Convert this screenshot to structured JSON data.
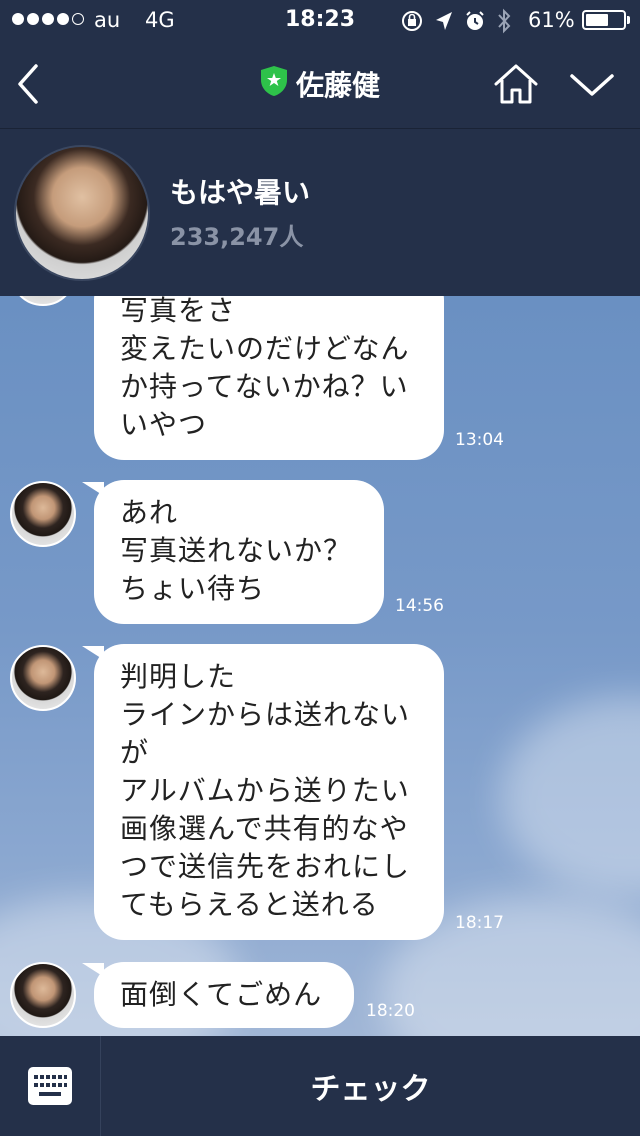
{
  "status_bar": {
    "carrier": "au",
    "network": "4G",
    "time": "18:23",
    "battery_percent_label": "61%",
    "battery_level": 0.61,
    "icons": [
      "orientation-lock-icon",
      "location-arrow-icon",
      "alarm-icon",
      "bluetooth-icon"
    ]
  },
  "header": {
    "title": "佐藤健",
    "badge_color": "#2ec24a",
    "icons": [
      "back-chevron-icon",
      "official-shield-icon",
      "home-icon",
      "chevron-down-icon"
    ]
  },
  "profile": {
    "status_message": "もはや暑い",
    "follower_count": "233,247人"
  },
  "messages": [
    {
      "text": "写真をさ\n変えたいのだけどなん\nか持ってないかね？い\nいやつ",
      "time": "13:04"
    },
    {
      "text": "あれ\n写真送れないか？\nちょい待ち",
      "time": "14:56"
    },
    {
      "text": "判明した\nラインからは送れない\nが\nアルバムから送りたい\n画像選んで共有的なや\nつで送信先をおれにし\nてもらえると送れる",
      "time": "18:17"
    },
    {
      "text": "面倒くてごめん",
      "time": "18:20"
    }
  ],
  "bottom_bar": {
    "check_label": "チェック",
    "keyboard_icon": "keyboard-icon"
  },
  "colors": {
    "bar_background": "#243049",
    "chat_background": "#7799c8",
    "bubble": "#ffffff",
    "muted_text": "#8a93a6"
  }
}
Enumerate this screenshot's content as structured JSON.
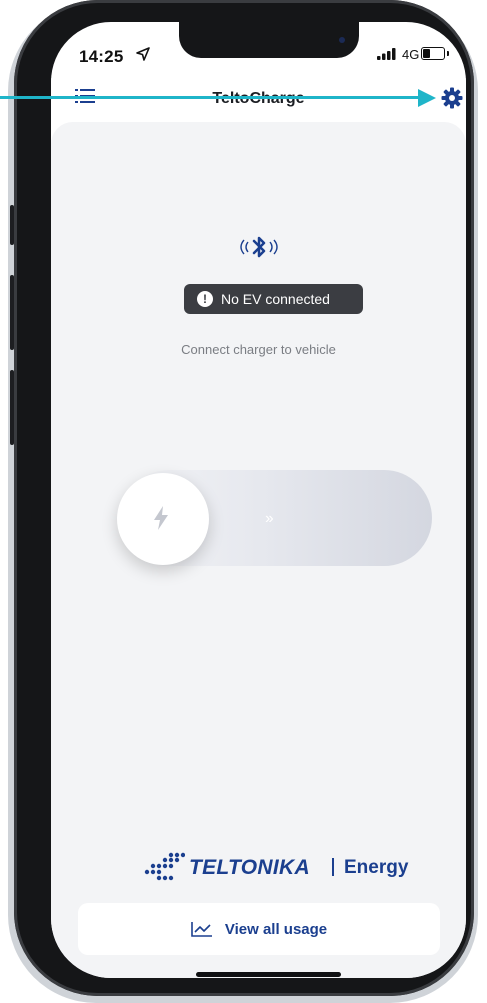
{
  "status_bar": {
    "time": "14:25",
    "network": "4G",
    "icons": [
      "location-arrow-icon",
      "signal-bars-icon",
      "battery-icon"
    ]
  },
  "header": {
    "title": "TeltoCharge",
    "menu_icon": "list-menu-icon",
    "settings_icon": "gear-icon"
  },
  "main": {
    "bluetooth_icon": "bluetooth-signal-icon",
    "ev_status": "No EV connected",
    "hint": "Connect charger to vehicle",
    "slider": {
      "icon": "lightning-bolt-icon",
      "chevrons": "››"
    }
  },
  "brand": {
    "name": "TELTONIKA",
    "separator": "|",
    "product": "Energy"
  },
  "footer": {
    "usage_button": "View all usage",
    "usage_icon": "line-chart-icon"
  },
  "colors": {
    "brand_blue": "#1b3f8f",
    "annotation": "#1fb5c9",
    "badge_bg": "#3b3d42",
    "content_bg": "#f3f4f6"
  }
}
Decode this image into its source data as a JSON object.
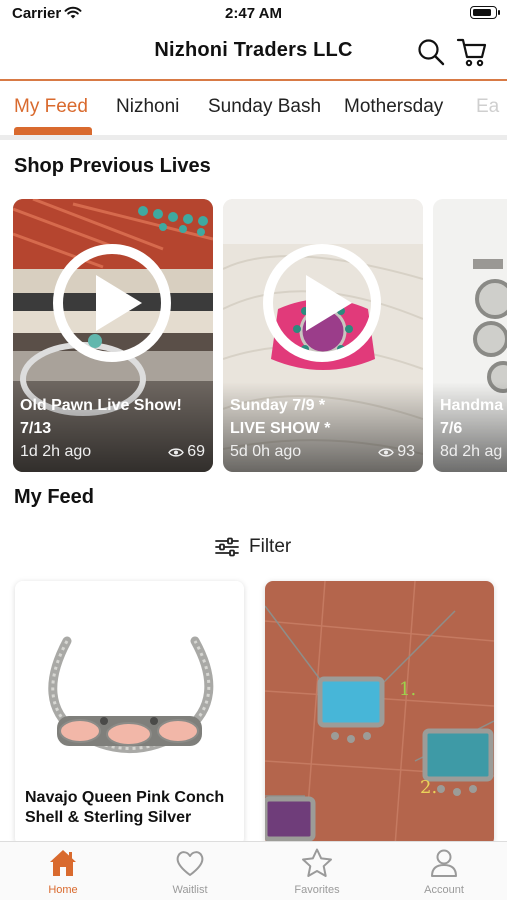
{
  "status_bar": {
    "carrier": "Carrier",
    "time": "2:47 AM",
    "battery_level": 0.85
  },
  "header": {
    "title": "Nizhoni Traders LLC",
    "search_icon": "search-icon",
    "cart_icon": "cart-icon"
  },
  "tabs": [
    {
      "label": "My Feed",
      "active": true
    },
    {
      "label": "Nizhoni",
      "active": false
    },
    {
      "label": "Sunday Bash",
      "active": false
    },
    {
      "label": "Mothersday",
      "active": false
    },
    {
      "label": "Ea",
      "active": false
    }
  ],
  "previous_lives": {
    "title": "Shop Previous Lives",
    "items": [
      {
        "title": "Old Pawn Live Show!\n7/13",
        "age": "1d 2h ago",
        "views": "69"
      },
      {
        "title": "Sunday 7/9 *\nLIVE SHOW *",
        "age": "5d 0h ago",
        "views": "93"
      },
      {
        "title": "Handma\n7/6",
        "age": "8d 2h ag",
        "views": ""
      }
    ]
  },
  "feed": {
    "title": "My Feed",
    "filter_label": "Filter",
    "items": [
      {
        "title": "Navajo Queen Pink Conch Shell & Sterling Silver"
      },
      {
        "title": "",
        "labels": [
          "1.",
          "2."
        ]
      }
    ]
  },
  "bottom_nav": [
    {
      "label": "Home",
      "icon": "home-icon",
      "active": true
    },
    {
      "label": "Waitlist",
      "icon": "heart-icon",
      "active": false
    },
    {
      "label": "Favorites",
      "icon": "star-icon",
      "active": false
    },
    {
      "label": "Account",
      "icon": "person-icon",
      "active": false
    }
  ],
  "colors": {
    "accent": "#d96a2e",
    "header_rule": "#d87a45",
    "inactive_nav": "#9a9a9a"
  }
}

# # # #

REQUIREMENT
Transcribe the whole listing, character for character, but not its images.

ANSWER TO THE PROBLEM
Convert this screenshot to structured JSON data.
{
  "status_bar": {
    "carrier": "au",
    "network": "4G",
    "time": "18:23",
    "battery_percent_label": "61%",
    "battery_level": 0.61,
    "icons": [
      "orientation-lock-icon",
      "location-arrow-icon",
      "alarm-icon",
      "bluetooth-icon"
    ]
  },
  "header": {
    "title": "佐藤健",
    "badge_color": "#2ec24a",
    "icons": [
      "back-chevron-icon",
      "official-shield-icon",
      "home-icon",
      "chevron-down-icon"
    ]
  },
  "profile": {
    "status_message": "もはや暑い",
    "follower_count": "233,247人"
  },
  "messages": [
    {
      "text": "写真をさ\n変えたいのだけどなん\nか持ってないかね？い\nいやつ",
      "time": "13:04"
    },
    {
      "text": "あれ\n写真送れないか？\nちょい待ち",
      "time": "14:56"
    },
    {
      "text": "判明した\nラインからは送れない\nが\nアルバムから送りたい\n画像選んで共有的なや\nつで送信先をおれにし\nてもらえると送れる",
      "time": "18:17"
    },
    {
      "text": "面倒くてごめん",
      "time": "18:20"
    }
  ],
  "bottom_bar": {
    "check_label": "チェック",
    "keyboard_icon": "keyboard-icon"
  },
  "colors": {
    "bar_background": "#243049",
    "chat_background": "#7799c8",
    "bubble": "#ffffff",
    "muted_text": "#8a93a6"
  }
}
Enumerate this screenshot's content as structured JSON.
{
  "status_bar": {
    "time": "14:25",
    "network": "4G",
    "icons": [
      "location-arrow-icon",
      "signal-bars-icon",
      "battery-icon"
    ]
  },
  "header": {
    "title": "TeltoCharge",
    "menu_icon": "list-menu-icon",
    "settings_icon": "gear-icon"
  },
  "main": {
    "bluetooth_icon": "bluetooth-signal-icon",
    "ev_status": "No EV connected",
    "hint": "Connect charger to vehicle",
    "slider": {
      "icon": "lightning-bolt-icon",
      "chevrons": "››"
    }
  },
  "brand": {
    "name": "TELTONIKA",
    "separator": "|",
    "product": "Energy"
  },
  "footer": {
    "usage_button": "View all usage",
    "usage_icon": "line-chart-icon"
  },
  "colors": {
    "brand_blue": "#1b3f8f",
    "annotation": "#1fb5c9",
    "badge_bg": "#3b3d42",
    "content_bg": "#f3f4f6"
  }
}
Decode this image into its source data as a JSON object.
{
  "status_bar": {
    "carrier": "Carrier",
    "time": "2:47 AM",
    "battery_level": 0.85
  },
  "header": {
    "title": "Nizhoni Traders LLC",
    "search_icon": "search-icon",
    "cart_icon": "cart-icon"
  },
  "tabs": [
    {
      "label": "My Feed",
      "active": true
    },
    {
      "label": "Nizhoni",
      "active": false
    },
    {
      "label": "Sunday Bash",
      "active": false
    },
    {
      "label": "Mothersday",
      "active": false
    },
    {
      "label": "Ea",
      "active": false
    }
  ],
  "previous_lives": {
    "title": "Shop Previous Lives",
    "items": [
      {
        "title": "Old Pawn Live Show!\n7/13",
        "age": "1d 2h ago",
        "views": "69"
      },
      {
        "title": "Sunday 7/9 *\nLIVE SHOW *",
        "age": "5d 0h ago",
        "views": "93"
      },
      {
        "title": "Handma\n7/6",
        "age": "8d 2h ag",
        "views": ""
      }
    ]
  },
  "feed": {
    "title": "My Feed",
    "filter_label": "Filter",
    "items": [
      {
        "title": "Navajo Queen Pink Conch Shell & Sterling Silver"
      },
      {
        "title": "",
        "labels": [
          "1.",
          "2."
        ]
      }
    ]
  },
  "bottom_nav": [
    {
      "label": "Home",
      "icon": "home-icon",
      "active": true
    },
    {
      "label": "Waitlist",
      "icon": "heart-icon",
      "active": false
    },
    {
      "label": "Favorites",
      "icon": "star-icon",
      "active": false
    },
    {
      "label": "Account",
      "icon": "person-icon",
      "active": false
    }
  ],
  "colors": {
    "accent": "#d96a2e",
    "header_rule": "#d87a45",
    "inactive_nav": "#9a9a9a"
  }
}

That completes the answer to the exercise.